Data extracted from a collection:

----------

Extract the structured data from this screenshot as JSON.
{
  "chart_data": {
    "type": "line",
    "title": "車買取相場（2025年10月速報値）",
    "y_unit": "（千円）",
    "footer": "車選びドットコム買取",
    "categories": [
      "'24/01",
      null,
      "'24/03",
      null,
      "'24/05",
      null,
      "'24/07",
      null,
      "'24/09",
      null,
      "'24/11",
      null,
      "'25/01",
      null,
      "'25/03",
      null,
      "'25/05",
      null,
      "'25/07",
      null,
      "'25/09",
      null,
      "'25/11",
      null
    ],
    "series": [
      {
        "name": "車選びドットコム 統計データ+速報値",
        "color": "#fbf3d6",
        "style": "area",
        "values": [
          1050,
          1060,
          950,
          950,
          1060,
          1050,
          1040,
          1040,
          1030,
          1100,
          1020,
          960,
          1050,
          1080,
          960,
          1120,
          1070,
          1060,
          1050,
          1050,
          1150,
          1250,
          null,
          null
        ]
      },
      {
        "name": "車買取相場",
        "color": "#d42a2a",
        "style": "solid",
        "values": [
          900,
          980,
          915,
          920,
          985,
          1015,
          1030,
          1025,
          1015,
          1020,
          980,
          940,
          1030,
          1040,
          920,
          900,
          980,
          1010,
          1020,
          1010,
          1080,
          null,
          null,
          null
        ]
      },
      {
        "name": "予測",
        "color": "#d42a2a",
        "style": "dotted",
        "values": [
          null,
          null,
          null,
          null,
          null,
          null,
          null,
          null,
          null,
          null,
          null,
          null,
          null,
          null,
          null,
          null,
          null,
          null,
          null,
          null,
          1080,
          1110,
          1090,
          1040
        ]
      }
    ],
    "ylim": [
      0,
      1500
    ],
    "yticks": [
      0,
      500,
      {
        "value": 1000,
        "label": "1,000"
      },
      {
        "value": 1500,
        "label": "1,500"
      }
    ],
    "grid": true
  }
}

----------

*TASK REQUIREMENTS*: Using the data above, output each line exactly.

*WRITTEN ANSWER*:
Extract the structured data from this screenshot as JSON.
{
  "chart_data": {
    "type": "line",
    "title": "車買取相場（2025年10月速報値）",
    "y_unit": "（千円）",
    "footer": "車選びドットコム買取",
    "categories": [
      "'24/01",
      null,
      "'24/03",
      null,
      "'24/05",
      null,
      "'24/07",
      null,
      "'24/09",
      null,
      "'24/11",
      null,
      "'25/01",
      null,
      "'25/03",
      null,
      "'25/05",
      null,
      "'25/07",
      null,
      "'25/09",
      null,
      "'25/11",
      null
    ],
    "series": [
      {
        "name": "車選びドットコム 統計データ+速報値",
        "color": "#fbf3d6",
        "style": "area",
        "values": [
          1050,
          1060,
          950,
          950,
          1060,
          1050,
          1040,
          1040,
          1030,
          1100,
          1020,
          960,
          1050,
          1080,
          960,
          1120,
          1070,
          1060,
          1050,
          1050,
          1150,
          1250,
          null,
          null
        ]
      },
      {
        "name": "車買取相場",
        "color": "#d42a2a",
        "style": "solid",
        "values": [
          900,
          980,
          915,
          920,
          985,
          1015,
          1030,
          1025,
          1015,
          1020,
          980,
          940,
          1030,
          1040,
          920,
          900,
          980,
          1010,
          1020,
          1010,
          1080,
          null,
          null,
          null
        ]
      },
      {
        "name": "予測",
        "color": "#d42a2a",
        "style": "dotted",
        "values": [
          null,
          null,
          null,
          null,
          null,
          null,
          null,
          null,
          null,
          null,
          null,
          null,
          null,
          null,
          null,
          null,
          null,
          null,
          null,
          null,
          1080,
          1110,
          1090,
          1040
        ]
      }
    ],
    "ylim": [
      0,
      1500
    ],
    "yticks": [
      0,
      500,
      {
        "value": 1000,
        "label": "1,000"
      },
      {
        "value": 1500,
        "label": "1,500"
      }
    ],
    "grid": true
  }
}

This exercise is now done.